STATED PROBLEM ▸
Set every record down verbatim and omit the pictures.

MATERIAL FOR THIS TASK ▸
* Start *
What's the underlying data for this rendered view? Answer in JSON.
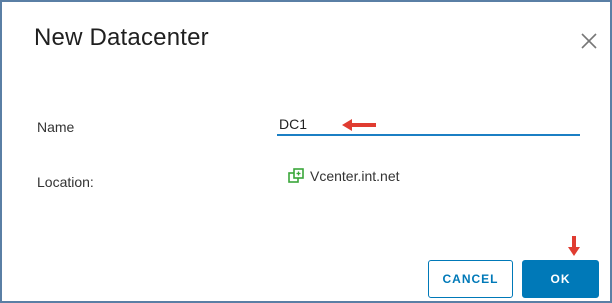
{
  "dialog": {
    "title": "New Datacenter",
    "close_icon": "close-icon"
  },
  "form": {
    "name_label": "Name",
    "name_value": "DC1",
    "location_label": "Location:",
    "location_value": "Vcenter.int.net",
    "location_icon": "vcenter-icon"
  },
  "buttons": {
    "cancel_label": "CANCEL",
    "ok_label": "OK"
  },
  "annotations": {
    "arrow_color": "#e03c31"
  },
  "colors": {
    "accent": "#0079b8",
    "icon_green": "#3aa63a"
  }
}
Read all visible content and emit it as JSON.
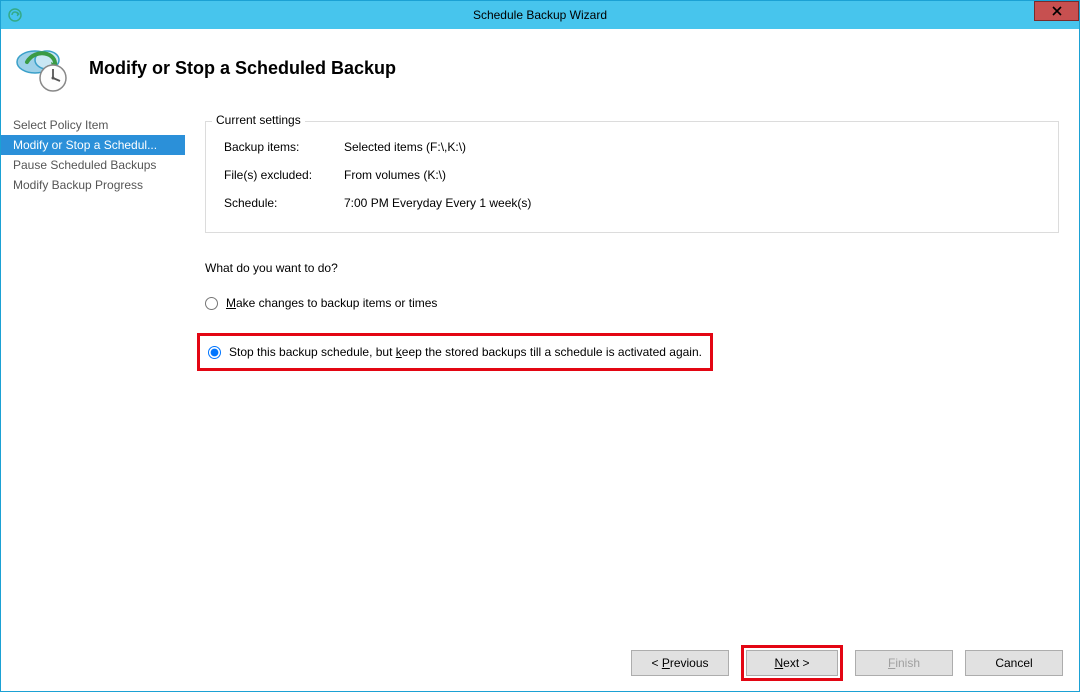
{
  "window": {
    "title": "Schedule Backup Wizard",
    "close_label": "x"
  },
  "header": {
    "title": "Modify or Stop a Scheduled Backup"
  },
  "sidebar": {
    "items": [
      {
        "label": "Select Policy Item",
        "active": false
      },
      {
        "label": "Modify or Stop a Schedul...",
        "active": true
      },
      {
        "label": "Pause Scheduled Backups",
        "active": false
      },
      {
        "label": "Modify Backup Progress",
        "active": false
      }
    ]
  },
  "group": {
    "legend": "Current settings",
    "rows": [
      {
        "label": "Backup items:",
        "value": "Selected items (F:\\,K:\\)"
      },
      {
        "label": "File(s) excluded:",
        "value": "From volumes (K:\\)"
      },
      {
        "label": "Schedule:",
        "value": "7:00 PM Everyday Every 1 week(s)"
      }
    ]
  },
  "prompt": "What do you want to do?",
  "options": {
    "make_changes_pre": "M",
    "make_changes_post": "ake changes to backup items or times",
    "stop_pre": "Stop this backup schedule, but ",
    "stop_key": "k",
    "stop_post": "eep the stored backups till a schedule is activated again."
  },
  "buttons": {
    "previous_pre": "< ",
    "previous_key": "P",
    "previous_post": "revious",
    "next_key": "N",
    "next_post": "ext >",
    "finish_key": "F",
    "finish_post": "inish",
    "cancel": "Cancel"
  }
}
* End *
SOLVED EXERCISE ▸
What's the underlying data for this rendered view? Answer in JSON.
{
  "dialog": {
    "title": "New Datacenter",
    "close_icon": "close-icon"
  },
  "form": {
    "name_label": "Name",
    "name_value": "DC1",
    "location_label": "Location:",
    "location_value": "Vcenter.int.net",
    "location_icon": "vcenter-icon"
  },
  "buttons": {
    "cancel_label": "CANCEL",
    "ok_label": "OK"
  },
  "annotations": {
    "arrow_color": "#e03c31"
  },
  "colors": {
    "accent": "#0079b8",
    "icon_green": "#3aa63a"
  }
}
Read all visible content and emit it as JSON.
{
  "window": {
    "title": "Schedule Backup Wizard",
    "close_label": "x"
  },
  "header": {
    "title": "Modify or Stop a Scheduled Backup"
  },
  "sidebar": {
    "items": [
      {
        "label": "Select Policy Item",
        "active": false
      },
      {
        "label": "Modify or Stop a Schedul...",
        "active": true
      },
      {
        "label": "Pause Scheduled Backups",
        "active": false
      },
      {
        "label": "Modify Backup Progress",
        "active": false
      }
    ]
  },
  "group": {
    "legend": "Current settings",
    "rows": [
      {
        "label": "Backup items:",
        "value": "Selected items (F:\\,K:\\)"
      },
      {
        "label": "File(s) excluded:",
        "value": "From volumes (K:\\)"
      },
      {
        "label": "Schedule:",
        "value": "7:00 PM Everyday Every 1 week(s)"
      }
    ]
  },
  "prompt": "What do you want to do?",
  "options": {
    "make_changes_pre": "M",
    "make_changes_post": "ake changes to backup items or times",
    "stop_pre": "Stop this backup schedule, but ",
    "stop_key": "k",
    "stop_post": "eep the stored backups till a schedule is activated again."
  },
  "buttons": {
    "previous_pre": "< ",
    "previous_key": "P",
    "previous_post": "revious",
    "next_key": "N",
    "next_post": "ext >",
    "finish_key": "F",
    "finish_post": "inish",
    "cancel": "Cancel"
  }
}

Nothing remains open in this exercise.